SHORT PROBLEM => Read the material below and tally how many lines hold the word "peak", giving the number and nothing else.

ROWS =>
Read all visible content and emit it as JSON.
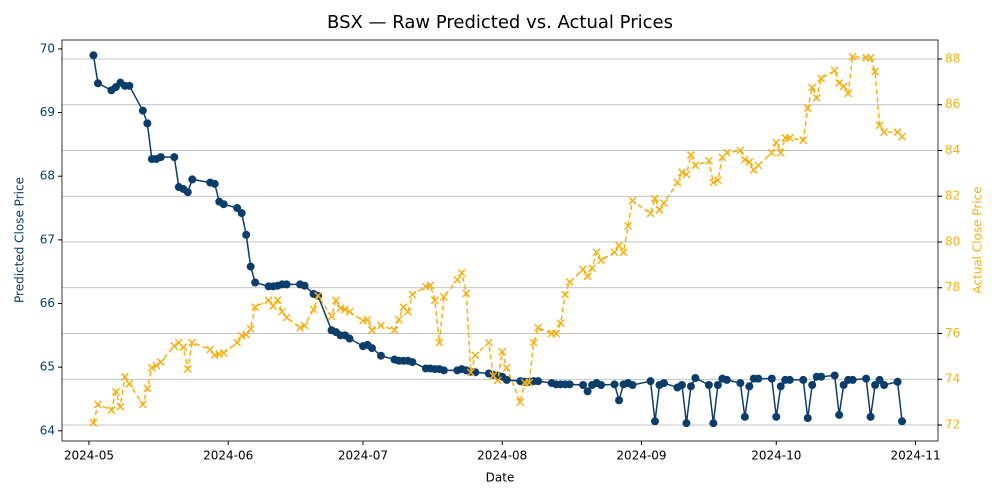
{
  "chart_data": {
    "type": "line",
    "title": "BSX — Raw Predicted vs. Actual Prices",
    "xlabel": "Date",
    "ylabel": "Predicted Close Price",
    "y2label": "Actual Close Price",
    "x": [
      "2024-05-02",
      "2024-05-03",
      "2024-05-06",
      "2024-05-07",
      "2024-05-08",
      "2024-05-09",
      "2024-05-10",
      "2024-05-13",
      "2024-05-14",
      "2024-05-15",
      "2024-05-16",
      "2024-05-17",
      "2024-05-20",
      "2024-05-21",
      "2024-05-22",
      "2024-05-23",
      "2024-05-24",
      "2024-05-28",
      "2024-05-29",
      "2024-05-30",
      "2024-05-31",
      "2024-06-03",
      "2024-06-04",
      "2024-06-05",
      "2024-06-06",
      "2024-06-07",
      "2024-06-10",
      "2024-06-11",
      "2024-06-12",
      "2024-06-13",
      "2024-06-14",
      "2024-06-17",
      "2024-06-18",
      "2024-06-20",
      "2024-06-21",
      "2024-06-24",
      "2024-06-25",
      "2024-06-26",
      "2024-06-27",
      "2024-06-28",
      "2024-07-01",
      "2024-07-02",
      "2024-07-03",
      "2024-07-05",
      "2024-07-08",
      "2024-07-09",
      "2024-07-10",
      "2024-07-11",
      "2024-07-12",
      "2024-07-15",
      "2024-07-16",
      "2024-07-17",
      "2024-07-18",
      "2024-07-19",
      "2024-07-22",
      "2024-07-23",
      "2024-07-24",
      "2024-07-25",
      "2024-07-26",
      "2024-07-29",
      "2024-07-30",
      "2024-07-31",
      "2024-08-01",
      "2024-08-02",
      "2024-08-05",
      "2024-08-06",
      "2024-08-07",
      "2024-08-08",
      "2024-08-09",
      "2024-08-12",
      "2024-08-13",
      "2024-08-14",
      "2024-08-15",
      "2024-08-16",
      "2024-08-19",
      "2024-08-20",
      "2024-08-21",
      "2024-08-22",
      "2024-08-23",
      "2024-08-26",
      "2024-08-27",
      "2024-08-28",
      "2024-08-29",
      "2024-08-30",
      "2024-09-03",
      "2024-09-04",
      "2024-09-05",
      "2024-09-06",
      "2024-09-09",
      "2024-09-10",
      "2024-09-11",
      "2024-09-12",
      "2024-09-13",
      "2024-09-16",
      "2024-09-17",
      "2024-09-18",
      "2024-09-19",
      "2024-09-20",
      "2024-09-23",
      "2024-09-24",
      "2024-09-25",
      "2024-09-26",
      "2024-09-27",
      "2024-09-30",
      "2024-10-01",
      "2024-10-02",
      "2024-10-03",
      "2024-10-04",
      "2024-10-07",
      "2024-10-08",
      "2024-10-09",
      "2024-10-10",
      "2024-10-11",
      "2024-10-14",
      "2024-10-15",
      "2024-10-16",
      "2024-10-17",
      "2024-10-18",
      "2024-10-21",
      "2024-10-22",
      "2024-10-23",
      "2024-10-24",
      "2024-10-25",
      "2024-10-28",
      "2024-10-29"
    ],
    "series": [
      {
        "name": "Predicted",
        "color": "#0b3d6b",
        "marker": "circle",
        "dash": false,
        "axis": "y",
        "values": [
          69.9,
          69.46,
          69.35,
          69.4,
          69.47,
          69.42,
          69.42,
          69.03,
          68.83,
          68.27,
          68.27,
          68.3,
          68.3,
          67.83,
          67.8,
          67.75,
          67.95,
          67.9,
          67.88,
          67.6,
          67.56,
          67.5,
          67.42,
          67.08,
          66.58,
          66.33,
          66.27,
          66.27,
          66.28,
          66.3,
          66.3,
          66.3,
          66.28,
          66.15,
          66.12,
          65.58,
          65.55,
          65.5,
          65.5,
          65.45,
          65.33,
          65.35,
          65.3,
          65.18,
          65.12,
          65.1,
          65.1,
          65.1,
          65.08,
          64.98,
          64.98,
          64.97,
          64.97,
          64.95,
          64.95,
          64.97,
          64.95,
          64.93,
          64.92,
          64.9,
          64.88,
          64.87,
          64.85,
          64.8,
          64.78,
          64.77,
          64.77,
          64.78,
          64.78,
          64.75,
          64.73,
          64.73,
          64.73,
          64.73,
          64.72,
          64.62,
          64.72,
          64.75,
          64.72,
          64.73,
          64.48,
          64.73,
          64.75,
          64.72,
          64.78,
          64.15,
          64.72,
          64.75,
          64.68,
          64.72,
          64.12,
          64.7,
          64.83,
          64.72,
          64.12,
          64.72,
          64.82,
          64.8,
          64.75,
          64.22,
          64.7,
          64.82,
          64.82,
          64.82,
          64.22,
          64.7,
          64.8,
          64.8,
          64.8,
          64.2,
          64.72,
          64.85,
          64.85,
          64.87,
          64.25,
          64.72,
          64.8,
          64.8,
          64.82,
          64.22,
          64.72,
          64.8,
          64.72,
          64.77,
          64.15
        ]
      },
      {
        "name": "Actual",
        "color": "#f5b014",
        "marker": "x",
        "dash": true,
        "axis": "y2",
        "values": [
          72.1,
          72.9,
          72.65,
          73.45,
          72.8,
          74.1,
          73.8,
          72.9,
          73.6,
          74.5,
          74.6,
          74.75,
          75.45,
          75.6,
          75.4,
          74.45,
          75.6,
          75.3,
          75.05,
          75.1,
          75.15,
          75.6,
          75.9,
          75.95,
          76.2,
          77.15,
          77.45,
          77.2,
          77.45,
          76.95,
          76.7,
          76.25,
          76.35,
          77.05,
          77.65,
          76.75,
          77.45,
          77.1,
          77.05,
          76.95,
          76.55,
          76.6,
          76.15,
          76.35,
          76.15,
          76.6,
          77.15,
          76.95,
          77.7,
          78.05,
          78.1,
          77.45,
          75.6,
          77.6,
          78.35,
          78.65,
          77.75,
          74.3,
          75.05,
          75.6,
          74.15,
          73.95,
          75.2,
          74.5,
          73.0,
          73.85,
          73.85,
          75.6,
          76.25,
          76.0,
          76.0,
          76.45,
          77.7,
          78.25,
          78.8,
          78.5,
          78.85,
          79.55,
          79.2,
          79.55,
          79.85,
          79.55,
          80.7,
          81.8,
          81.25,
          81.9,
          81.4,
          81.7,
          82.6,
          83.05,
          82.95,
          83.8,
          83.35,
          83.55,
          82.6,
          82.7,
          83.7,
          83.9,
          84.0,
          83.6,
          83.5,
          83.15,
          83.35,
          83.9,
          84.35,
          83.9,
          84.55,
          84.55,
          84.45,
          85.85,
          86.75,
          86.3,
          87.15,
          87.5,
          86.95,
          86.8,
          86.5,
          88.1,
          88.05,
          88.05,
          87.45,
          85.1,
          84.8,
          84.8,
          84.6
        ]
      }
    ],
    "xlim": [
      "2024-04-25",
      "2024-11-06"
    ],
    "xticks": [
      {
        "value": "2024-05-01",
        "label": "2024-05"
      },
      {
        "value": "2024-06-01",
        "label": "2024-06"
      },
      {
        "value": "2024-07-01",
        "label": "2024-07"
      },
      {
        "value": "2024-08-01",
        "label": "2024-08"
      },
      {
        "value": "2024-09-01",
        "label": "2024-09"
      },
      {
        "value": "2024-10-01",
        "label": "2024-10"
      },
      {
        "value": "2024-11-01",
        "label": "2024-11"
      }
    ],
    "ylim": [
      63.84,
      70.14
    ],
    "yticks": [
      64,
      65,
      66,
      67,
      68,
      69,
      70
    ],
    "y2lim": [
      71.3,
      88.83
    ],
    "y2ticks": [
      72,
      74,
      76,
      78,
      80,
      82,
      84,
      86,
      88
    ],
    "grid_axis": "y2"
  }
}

---

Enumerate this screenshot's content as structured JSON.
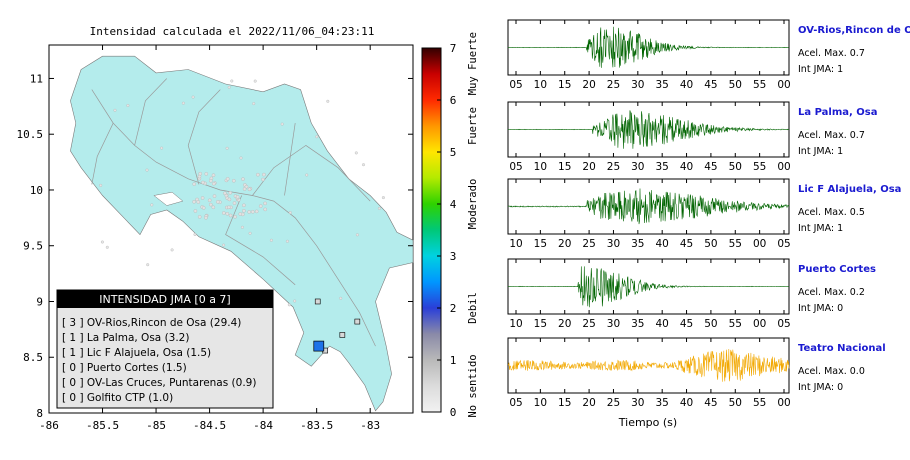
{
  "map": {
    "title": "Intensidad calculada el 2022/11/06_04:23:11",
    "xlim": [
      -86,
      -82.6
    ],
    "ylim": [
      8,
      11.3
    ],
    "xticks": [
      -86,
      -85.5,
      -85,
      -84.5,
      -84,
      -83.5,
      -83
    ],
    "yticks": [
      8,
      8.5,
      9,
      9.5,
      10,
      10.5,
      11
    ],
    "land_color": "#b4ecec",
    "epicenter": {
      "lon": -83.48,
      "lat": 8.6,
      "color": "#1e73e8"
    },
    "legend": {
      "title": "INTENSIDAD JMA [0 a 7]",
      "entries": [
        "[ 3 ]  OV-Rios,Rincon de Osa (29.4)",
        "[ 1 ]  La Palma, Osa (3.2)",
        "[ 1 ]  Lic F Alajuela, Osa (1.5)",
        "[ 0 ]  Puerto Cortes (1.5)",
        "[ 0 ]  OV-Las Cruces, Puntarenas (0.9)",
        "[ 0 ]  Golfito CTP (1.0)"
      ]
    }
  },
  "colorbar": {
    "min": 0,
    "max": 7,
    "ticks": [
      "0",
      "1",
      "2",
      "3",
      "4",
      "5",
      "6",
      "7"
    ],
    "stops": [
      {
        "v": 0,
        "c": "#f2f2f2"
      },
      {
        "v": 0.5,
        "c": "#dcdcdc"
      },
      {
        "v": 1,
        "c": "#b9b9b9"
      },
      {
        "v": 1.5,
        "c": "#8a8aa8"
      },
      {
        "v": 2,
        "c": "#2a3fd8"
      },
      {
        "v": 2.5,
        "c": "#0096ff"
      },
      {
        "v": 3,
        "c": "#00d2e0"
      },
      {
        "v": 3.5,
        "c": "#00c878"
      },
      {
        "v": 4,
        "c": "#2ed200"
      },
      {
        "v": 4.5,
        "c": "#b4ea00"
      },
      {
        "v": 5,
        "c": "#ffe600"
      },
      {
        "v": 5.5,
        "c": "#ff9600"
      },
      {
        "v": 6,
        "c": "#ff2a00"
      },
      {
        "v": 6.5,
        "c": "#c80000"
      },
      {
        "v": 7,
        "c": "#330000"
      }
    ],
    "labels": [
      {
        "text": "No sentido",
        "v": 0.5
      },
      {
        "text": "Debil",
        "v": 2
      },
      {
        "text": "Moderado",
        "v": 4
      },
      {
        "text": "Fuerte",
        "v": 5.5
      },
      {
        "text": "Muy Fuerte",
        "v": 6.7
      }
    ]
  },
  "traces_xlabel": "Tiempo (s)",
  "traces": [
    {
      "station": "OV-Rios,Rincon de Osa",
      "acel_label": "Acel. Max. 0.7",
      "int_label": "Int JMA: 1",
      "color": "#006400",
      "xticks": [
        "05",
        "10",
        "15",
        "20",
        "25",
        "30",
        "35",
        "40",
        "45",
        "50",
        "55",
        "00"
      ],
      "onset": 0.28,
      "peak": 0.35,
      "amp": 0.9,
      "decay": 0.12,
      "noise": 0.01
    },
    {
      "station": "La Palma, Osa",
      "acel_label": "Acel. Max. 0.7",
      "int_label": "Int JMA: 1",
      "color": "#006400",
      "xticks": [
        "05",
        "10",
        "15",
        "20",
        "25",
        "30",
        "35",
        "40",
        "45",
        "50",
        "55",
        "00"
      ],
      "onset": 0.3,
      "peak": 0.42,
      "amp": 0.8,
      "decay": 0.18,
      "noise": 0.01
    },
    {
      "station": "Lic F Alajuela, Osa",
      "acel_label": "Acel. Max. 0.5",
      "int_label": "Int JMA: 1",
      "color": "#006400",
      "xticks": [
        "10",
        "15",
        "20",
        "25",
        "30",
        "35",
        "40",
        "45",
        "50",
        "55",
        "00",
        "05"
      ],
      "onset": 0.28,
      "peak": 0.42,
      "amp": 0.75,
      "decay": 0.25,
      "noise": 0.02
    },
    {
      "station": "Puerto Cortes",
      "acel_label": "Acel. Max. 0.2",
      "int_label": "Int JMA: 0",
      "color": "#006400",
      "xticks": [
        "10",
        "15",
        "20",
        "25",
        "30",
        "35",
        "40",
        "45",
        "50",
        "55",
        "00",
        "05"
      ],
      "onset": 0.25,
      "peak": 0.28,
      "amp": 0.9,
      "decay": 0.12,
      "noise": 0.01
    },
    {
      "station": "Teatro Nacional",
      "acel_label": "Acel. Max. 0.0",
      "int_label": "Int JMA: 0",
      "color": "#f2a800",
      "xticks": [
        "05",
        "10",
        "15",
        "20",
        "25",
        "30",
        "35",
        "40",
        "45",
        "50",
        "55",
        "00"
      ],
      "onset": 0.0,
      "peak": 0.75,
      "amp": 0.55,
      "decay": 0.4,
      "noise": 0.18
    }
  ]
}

ANSWER TO THE EXERCISE => 5